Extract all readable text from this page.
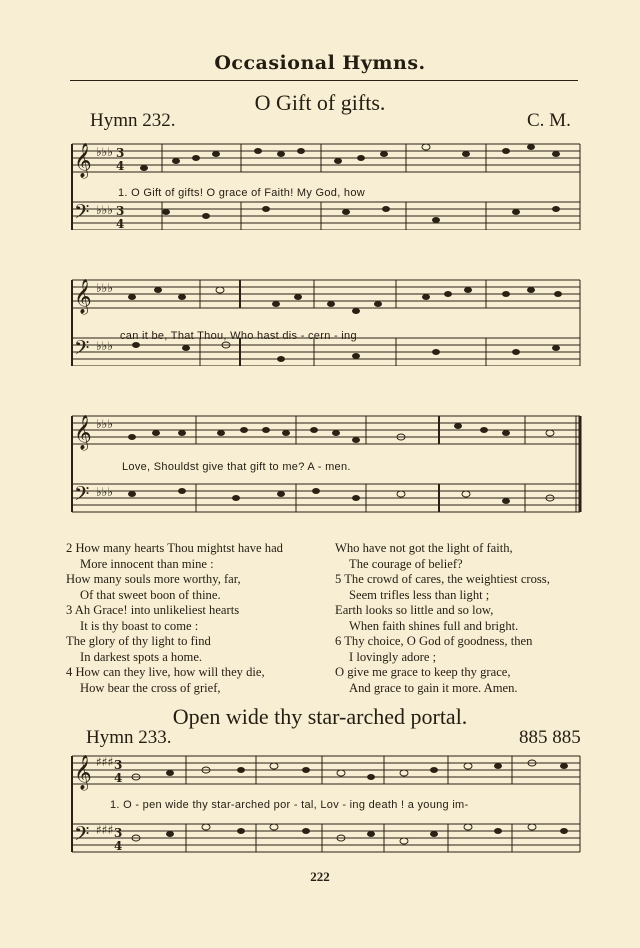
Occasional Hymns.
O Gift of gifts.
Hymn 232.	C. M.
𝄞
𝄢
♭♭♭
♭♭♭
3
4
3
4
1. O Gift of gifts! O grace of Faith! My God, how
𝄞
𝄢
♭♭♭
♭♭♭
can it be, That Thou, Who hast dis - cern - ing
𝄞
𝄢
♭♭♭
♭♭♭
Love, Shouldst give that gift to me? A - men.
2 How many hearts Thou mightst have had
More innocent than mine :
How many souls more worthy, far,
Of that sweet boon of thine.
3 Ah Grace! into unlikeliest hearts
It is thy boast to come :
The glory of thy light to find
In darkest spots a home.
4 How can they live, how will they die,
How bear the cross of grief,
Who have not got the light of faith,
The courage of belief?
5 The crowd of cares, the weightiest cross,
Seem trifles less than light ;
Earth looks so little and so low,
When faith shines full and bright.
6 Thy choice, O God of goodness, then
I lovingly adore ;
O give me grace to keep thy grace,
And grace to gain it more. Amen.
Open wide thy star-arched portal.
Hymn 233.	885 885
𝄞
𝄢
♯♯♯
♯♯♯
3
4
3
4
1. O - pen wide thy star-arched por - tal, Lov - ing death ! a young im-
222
----
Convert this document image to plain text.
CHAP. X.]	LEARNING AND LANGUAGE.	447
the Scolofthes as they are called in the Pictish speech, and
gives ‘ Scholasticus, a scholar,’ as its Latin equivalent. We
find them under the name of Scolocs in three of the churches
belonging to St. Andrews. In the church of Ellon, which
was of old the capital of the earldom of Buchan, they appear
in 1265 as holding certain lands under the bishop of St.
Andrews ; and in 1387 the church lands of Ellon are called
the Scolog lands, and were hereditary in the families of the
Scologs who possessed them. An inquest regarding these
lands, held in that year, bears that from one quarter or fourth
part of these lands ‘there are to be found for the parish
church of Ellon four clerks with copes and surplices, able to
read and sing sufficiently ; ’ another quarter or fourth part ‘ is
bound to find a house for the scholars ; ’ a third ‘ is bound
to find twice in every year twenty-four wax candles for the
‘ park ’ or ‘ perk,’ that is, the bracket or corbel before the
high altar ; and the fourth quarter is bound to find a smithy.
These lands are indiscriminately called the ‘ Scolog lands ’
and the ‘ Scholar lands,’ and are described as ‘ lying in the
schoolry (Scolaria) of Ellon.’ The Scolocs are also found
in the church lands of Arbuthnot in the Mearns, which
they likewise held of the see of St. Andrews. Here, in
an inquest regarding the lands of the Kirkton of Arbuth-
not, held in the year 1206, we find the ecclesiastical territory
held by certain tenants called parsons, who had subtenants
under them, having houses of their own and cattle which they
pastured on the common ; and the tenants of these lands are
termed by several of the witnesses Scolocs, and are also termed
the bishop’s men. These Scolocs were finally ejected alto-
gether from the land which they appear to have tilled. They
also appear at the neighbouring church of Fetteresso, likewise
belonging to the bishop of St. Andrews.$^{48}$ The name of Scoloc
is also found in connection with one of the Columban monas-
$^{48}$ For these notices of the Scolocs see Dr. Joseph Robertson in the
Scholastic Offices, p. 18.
----
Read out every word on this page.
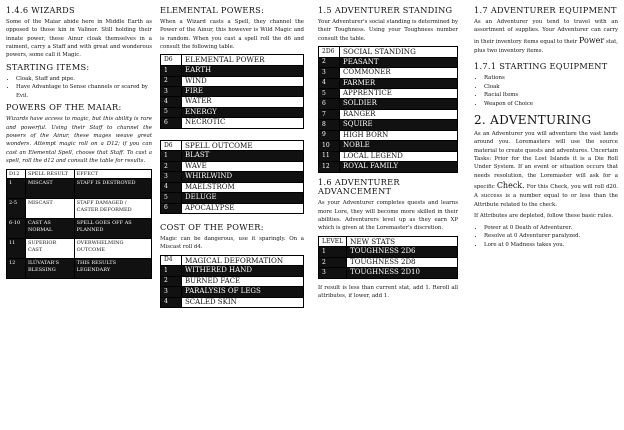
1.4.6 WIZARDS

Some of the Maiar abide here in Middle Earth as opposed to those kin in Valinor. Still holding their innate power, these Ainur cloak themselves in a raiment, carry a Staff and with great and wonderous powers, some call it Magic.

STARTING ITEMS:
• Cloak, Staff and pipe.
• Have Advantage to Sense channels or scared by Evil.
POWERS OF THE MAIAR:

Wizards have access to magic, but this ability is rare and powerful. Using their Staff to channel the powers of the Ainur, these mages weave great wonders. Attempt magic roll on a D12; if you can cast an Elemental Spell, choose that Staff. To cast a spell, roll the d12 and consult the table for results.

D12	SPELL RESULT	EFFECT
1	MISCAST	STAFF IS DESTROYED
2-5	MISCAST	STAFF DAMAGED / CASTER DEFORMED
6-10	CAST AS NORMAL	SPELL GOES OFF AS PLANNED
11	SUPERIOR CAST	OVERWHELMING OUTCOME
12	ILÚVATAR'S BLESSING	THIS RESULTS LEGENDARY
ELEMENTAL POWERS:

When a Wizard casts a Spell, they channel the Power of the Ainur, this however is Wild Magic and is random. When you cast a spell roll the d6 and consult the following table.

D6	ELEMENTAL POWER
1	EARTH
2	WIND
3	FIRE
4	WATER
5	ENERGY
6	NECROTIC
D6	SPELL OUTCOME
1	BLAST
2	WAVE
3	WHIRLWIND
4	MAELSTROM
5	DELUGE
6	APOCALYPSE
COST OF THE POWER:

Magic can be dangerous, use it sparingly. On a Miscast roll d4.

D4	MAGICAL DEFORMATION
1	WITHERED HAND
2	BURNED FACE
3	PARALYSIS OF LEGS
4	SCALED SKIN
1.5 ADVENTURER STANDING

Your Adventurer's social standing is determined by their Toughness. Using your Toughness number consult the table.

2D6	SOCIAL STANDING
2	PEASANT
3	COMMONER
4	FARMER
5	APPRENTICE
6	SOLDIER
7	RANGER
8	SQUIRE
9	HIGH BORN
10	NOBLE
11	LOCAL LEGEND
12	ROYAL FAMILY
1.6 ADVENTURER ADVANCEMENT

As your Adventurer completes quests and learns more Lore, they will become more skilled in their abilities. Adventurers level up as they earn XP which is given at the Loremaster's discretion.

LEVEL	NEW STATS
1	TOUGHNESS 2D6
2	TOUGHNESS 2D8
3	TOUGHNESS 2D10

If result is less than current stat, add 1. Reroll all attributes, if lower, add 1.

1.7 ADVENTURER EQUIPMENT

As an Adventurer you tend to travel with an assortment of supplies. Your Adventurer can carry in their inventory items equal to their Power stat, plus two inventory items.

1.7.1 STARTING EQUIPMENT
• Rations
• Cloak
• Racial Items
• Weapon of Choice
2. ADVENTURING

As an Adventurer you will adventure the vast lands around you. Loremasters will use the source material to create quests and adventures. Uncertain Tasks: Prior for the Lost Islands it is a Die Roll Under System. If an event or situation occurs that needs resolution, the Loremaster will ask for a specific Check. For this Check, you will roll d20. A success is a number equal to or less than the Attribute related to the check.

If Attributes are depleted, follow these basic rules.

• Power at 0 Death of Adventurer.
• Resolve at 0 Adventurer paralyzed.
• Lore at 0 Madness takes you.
----
[The task]
Pull out all lines containing the word "Loremaster" from the entries above.

[Complete answer]
As your Adventurer completes quests and learns more Lore, they will become more skilled in their abilities. Adventurers level up as they earn XP which is given at the Loremaster's discretion.
As an Adventurer you will adventure the vast lands around you. Loremasters will use the source material to create quests and adventures. Uncertain Tasks: Prior for the Lost Islands it is a Die Roll Under System. If an event or situation occurs that needs resolution, the Loremaster will ask for a specific Check. For this Check, you will roll d20. A success is a number equal to or less than the Attribute related to the check.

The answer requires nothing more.